What follows is a listing. Return every line of it exactly.

· · · · · · ·

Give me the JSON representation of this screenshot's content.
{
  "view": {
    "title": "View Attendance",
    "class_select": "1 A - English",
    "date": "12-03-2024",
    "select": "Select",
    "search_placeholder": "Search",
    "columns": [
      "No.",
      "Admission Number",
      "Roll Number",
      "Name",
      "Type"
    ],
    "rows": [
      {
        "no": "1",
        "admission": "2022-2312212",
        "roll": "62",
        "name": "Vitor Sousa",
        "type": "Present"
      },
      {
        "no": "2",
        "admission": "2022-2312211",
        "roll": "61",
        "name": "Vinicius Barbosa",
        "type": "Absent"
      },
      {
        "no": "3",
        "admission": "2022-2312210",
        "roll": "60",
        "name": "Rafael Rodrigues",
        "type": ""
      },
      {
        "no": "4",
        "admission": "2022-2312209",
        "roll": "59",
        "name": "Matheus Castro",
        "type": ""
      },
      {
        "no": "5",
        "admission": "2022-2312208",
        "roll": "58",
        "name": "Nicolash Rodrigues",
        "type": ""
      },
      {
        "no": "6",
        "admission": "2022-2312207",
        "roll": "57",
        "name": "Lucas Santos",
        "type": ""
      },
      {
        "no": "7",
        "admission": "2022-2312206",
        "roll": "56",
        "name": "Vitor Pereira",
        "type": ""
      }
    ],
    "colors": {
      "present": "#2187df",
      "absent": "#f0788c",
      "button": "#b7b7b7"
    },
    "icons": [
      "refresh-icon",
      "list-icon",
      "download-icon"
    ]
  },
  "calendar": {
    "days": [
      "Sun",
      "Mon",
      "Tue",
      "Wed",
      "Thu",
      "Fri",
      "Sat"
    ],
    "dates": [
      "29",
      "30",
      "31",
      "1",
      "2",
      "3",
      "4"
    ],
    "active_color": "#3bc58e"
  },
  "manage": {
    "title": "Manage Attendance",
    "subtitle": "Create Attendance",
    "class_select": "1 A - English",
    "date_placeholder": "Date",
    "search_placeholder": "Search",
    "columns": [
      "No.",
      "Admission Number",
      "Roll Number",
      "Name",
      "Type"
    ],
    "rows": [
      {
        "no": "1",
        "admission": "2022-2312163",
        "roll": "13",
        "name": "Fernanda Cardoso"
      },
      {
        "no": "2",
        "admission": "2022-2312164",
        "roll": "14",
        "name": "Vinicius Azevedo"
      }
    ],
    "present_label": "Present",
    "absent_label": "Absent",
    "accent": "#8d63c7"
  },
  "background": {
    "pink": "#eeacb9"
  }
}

· · · · · · ·

§ **Solution to this problem**
Give me the JSON representation of this screenshot's content.
{
  "view": {
    "title": "View Attendance",
    "class_select": "1 A - English",
    "date": "12-03-2024",
    "select": "Select",
    "search_placeholder": "Search",
    "columns": [
      "No.",
      "Admission Number",
      "Roll Number",
      "Name",
      "Type"
    ],
    "rows": [
      {
        "no": "1",
        "admission": "2022-2312212",
        "roll": "62",
        "name": "Vitor Sousa",
        "type": "Present"
      },
      {
        "no": "2",
        "admission": "2022-2312211",
        "roll": "61",
        "name": "Vinicius Barbosa",
        "type": "Absent"
      },
      {
        "no": "3",
        "admission": "2022-2312210",
        "roll": "60",
        "name": "Rafael Rodrigues",
        "type": ""
      },
      {
        "no": "4",
        "admission": "2022-2312209",
        "roll": "59",
        "name": "Matheus Castro",
        "type": ""
      },
      {
        "no": "5",
        "admission": "2022-2312208",
        "roll": "58",
        "name": "Nicolash Rodrigues",
        "type": ""
      },
      {
        "no": "6",
        "admission": "2022-2312207",
        "roll": "57",
        "name": "Lucas Santos",
        "type": ""
      },
      {
        "no": "7",
        "admission": "2022-2312206",
        "roll": "56",
        "name": "Vitor Pereira",
        "type": ""
      }
    ],
    "colors": {
      "present": "#2187df",
      "absent": "#f0788c",
      "button": "#b7b7b7"
    },
    "icons": [
      "refresh-icon",
      "list-icon",
      "download-icon"
    ]
  },
  "calendar": {
    "days": [
      "Sun",
      "Mon",
      "Tue",
      "Wed",
      "Thu",
      "Fri",
      "Sat"
    ],
    "dates": [
      "29",
      "30",
      "31",
      "1",
      "2",
      "3",
      "4"
    ],
    "active_color": "#3bc58e"
  },
  "manage": {
    "title": "Manage Attendance",
    "subtitle": "Create Attendance",
    "class_select": "1 A - English",
    "date_placeholder": "Date",
    "search_placeholder": "Search",
    "columns": [
      "No.",
      "Admission Number",
      "Roll Number",
      "Name",
      "Type"
    ],
    "rows": [
      {
        "no": "1",
        "admission": "2022-2312163",
        "roll": "13",
        "name": "Fernanda Cardoso"
      },
      {
        "no": "2",
        "admission": "2022-2312164",
        "roll": "14",
        "name": "Vinicius Azevedo"
      }
    ],
    "present_label": "Present",
    "absent_label": "Absent",
    "accent": "#8d63c7"
  },
  "background": {
    "pink": "#eeacb9"
  }
}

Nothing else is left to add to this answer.